■ **Your task**
Skip the pictures. Copy all the rest of the records down exactly.

(Excerpts from a figure dataset)
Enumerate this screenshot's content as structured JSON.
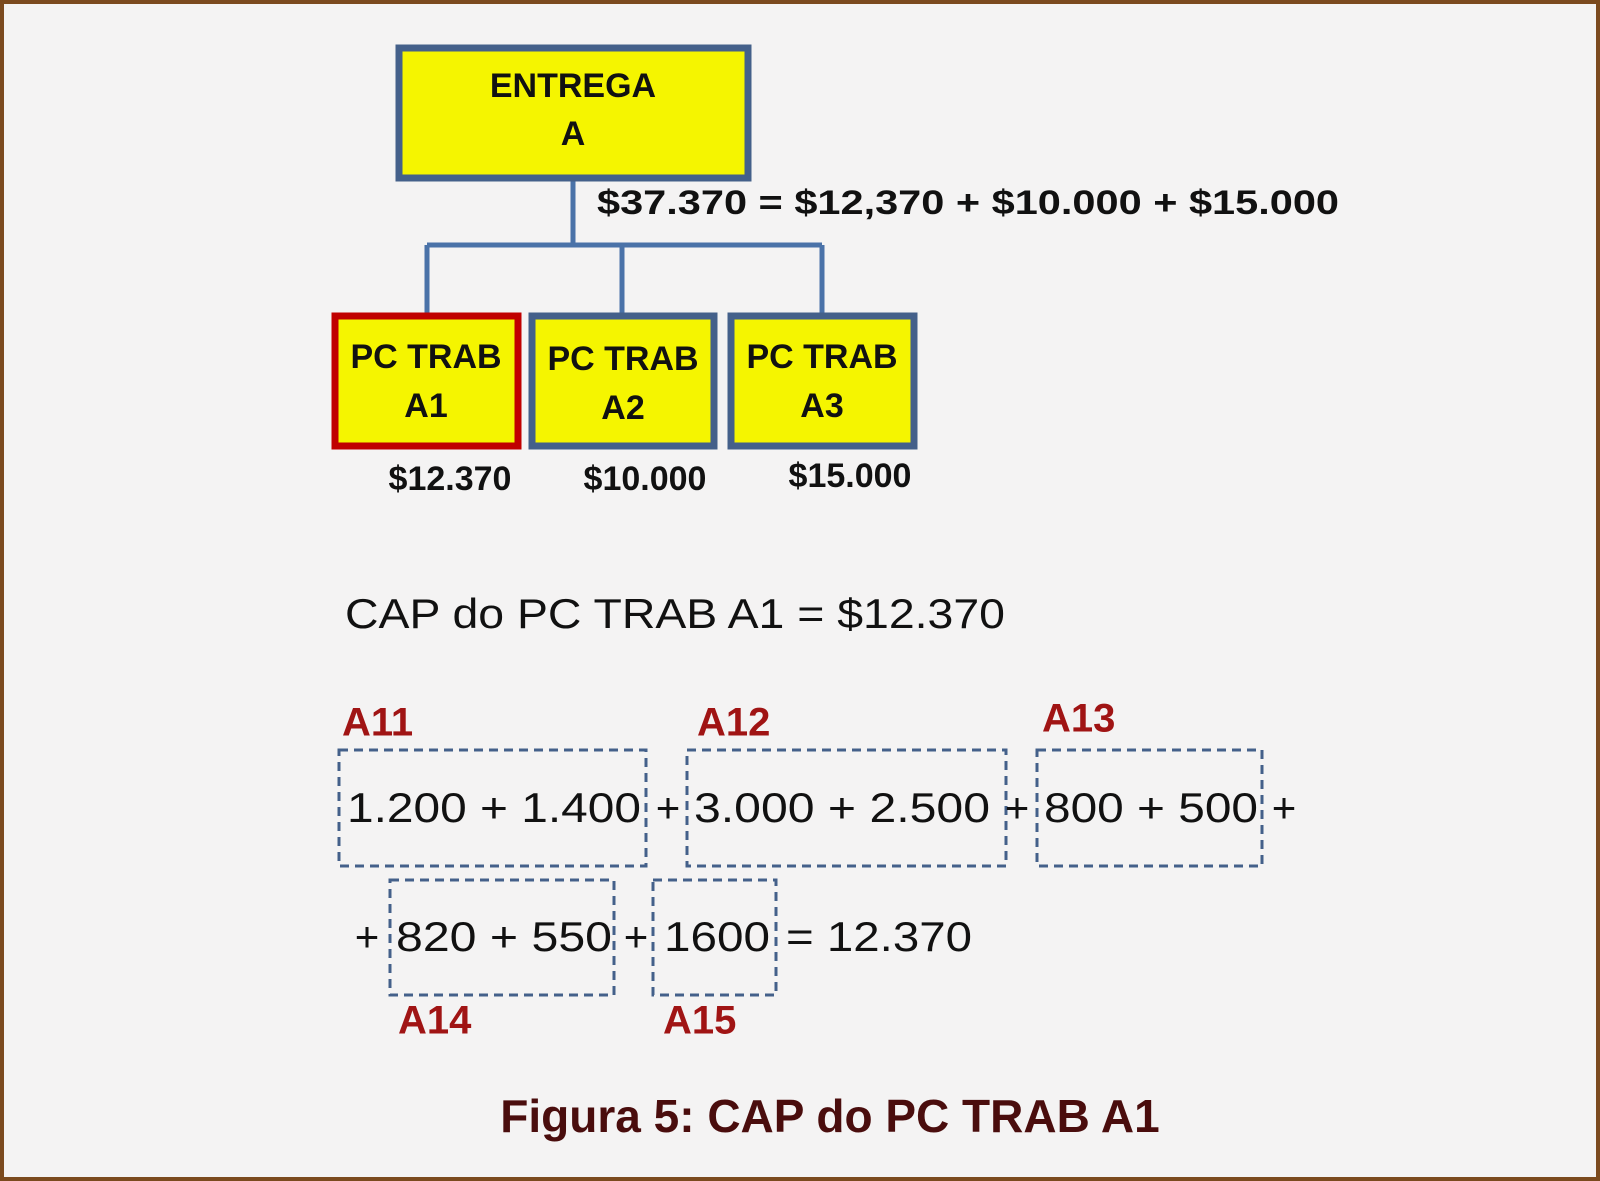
{
  "root": {
    "lines": [
      "ENTREGA",
      "A"
    ]
  },
  "total_equation": "$37.370  = $12,370 +  $10.000 + $15.000",
  "children": [
    {
      "lines": [
        "PC TRAB",
        "A1"
      ],
      "cost": "$12.370"
    },
    {
      "lines": [
        "PC TRAB",
        "A2"
      ],
      "cost": "$10.000"
    },
    {
      "lines": [
        "PC TRAB",
        "A3"
      ],
      "cost": "$15.000"
    }
  ],
  "cap_line": "CAP do PC TRAB A1 = $12.370",
  "work_packages": [
    {
      "label": "A11",
      "expression": "1.200 + 1.400"
    },
    {
      "label": "A12",
      "expression": "3.000 + 2.500"
    },
    {
      "label": "A13",
      "expression": "800 + 500"
    },
    {
      "label": "A14",
      "expression": "820 + 550"
    },
    {
      "label": "A15",
      "expression": "1600"
    }
  ],
  "operators": [
    "+",
    "+",
    "+",
    "+",
    "+",
    "= 12.370"
  ],
  "caption": "Figura 5: CAP do PC TRAB A1"
}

■ **Exercise solution**
Enumerate this screenshot's content as structured JSON.
{
  "root": {
    "lines": [
      "ENTREGA",
      "A"
    ]
  },
  "total_equation": "$37.370  = $12,370 +  $10.000 + $15.000",
  "children": [
    {
      "lines": [
        "PC TRAB",
        "A1"
      ],
      "cost": "$12.370"
    },
    {
      "lines": [
        "PC TRAB",
        "A2"
      ],
      "cost": "$10.000"
    },
    {
      "lines": [
        "PC TRAB",
        "A3"
      ],
      "cost": "$15.000"
    }
  ],
  "cap_line": "CAP do PC TRAB A1 = $12.370",
  "work_packages": [
    {
      "label": "A11",
      "expression": "1.200 + 1.400"
    },
    {
      "label": "A12",
      "expression": "3.000 + 2.500"
    },
    {
      "label": "A13",
      "expression": "800 + 500"
    },
    {
      "label": "A14",
      "expression": "820 + 550"
    },
    {
      "label": "A15",
      "expression": "1600"
    }
  ],
  "operators": [
    "+",
    "+",
    "+",
    "+",
    "+",
    "= 12.370"
  ],
  "caption": "Figura 5: CAP do PC TRAB A1"
}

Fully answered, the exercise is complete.